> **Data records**
╔══
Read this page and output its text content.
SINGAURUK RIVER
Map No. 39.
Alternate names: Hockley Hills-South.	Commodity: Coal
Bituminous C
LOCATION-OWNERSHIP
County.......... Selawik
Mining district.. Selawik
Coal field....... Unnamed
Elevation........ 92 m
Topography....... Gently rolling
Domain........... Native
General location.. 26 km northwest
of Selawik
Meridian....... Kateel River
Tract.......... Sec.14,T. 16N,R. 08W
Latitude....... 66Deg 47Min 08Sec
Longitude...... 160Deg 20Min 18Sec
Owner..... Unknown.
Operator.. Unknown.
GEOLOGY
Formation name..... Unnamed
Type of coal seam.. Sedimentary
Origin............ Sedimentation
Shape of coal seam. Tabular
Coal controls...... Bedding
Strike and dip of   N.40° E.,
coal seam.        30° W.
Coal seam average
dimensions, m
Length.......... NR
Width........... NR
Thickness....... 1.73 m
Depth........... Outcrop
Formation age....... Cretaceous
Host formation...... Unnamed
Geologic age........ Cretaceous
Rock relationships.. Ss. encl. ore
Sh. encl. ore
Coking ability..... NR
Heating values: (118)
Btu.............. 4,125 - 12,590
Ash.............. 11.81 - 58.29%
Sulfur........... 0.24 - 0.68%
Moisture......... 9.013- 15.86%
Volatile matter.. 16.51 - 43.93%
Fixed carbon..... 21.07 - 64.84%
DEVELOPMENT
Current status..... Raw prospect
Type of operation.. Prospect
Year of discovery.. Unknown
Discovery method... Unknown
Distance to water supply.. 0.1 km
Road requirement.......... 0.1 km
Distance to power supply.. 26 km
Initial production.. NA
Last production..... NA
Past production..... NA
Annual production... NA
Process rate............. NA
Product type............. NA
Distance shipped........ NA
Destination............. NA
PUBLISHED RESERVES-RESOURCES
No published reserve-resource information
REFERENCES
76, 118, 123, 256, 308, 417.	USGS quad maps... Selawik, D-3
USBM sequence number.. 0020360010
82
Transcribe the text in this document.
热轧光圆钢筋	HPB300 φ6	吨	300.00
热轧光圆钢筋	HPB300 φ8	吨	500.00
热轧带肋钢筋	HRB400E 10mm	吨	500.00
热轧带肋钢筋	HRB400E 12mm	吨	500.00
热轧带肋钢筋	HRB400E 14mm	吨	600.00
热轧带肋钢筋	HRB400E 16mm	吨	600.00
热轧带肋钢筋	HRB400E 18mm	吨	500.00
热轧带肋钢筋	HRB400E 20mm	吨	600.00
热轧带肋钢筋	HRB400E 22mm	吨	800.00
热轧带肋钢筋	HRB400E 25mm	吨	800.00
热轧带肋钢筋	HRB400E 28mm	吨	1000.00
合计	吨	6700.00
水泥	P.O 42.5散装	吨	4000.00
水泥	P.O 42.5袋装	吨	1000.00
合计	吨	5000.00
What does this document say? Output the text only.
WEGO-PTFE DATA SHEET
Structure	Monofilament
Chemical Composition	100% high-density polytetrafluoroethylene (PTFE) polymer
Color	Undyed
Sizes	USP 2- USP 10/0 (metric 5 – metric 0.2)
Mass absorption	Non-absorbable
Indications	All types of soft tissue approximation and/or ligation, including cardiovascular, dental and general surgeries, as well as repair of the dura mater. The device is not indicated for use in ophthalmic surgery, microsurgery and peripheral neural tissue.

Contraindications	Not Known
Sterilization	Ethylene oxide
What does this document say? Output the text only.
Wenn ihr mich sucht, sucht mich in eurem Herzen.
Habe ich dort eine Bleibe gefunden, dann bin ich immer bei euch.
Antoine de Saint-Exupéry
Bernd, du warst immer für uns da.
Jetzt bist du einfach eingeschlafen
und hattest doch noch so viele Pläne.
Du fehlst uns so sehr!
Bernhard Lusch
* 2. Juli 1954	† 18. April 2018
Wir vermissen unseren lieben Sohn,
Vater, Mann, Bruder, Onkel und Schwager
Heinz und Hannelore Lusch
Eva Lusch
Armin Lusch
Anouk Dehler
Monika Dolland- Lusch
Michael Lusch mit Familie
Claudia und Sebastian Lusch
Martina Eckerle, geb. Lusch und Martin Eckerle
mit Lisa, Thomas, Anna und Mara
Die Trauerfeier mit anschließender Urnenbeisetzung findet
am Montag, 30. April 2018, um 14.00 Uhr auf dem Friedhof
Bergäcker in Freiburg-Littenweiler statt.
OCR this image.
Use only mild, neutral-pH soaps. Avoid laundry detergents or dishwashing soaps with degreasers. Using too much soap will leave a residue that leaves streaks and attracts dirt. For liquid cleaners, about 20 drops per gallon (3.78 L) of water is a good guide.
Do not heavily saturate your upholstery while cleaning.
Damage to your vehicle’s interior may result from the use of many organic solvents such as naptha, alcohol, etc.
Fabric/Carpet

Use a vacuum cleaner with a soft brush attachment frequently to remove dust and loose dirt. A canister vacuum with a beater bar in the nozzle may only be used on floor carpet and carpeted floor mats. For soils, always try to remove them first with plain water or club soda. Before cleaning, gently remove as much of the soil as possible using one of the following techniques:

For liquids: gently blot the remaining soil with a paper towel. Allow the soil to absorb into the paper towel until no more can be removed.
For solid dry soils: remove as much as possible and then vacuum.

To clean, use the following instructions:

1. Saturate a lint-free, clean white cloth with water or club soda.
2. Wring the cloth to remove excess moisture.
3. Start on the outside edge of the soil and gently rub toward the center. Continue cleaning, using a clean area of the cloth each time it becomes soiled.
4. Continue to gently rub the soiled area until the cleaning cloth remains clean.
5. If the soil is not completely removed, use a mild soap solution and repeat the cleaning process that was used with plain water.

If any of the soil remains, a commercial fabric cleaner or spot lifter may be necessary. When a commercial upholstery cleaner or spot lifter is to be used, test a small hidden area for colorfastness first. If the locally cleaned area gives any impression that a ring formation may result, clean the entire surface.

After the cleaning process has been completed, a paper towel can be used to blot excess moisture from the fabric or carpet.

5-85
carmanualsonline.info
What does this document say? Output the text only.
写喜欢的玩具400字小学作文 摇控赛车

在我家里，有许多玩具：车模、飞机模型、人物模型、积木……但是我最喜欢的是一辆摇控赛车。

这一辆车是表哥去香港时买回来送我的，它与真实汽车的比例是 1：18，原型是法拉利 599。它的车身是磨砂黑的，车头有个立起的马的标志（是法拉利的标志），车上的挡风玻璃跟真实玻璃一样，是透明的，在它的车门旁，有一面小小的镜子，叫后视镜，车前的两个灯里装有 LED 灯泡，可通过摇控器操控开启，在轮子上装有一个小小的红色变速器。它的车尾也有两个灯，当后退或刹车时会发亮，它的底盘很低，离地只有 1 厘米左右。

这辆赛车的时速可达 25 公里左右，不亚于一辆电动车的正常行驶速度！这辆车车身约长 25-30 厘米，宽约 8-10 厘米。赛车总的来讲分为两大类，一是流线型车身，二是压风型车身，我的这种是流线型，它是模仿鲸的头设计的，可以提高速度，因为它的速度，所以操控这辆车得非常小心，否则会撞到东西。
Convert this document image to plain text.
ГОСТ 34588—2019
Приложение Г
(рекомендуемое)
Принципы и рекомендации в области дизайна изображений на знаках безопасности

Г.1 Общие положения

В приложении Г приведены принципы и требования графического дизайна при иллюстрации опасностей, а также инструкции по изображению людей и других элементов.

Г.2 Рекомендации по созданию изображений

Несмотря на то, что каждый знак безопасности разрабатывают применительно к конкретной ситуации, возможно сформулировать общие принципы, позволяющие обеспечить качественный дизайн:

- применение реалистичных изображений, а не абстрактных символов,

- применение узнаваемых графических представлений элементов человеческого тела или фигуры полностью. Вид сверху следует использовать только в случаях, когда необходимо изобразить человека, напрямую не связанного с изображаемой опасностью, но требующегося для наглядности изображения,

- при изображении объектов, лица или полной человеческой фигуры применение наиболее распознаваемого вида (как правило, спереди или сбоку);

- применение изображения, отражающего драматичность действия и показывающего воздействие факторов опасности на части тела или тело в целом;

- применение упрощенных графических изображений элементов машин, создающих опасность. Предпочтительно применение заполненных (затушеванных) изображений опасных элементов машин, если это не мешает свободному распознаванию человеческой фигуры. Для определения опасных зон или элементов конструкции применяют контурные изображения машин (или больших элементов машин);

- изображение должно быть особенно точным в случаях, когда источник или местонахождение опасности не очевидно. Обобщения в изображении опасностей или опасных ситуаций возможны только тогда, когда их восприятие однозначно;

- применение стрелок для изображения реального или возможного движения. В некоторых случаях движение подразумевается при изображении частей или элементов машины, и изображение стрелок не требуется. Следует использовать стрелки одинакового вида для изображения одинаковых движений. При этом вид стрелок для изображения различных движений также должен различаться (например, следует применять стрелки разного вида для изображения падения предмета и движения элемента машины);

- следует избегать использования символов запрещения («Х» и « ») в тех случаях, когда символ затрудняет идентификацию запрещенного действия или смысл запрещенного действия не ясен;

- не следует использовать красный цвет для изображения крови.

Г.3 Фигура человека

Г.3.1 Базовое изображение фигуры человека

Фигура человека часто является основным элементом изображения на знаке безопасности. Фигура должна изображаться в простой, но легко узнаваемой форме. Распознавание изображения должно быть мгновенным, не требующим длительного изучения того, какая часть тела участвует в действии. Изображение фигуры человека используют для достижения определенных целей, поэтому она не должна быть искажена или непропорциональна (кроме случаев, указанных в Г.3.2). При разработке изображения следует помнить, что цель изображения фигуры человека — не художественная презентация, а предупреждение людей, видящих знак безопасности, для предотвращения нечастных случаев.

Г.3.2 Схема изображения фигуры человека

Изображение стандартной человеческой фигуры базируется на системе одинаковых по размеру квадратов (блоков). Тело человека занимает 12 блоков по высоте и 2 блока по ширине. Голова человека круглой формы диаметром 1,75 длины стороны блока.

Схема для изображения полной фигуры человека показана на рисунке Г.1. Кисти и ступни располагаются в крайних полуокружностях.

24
╚══
> **SHORT EXERCISE**
What is the number of lines in the records above that include the word "much"? Reply with that number and nothing more.

> **REPLY TO THE EXERCISE**
3